Requirement:
In the lines below, how many hold the word "values"? Answer only with the number.

Supplied material:

────────────────────────────────────────

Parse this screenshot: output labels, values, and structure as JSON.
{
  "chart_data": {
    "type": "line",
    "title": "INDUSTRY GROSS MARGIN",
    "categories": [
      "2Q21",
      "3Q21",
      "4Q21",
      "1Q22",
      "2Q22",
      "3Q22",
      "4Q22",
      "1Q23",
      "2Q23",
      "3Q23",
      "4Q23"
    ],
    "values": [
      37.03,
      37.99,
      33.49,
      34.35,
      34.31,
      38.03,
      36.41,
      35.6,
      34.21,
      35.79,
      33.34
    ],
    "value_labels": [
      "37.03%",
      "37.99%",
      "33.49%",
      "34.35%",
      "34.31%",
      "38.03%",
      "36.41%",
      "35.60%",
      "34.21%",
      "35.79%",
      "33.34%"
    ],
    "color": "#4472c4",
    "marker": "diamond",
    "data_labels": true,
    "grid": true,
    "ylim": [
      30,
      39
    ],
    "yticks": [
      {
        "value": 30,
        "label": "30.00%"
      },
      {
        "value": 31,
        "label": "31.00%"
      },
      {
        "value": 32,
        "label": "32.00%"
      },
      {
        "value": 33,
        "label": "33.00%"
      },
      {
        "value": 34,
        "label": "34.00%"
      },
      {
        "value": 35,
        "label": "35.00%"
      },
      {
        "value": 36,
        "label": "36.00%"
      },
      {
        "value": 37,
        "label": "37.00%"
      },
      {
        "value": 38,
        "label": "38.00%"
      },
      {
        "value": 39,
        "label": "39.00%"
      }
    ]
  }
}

────────────────────────────────────────

Reply:
2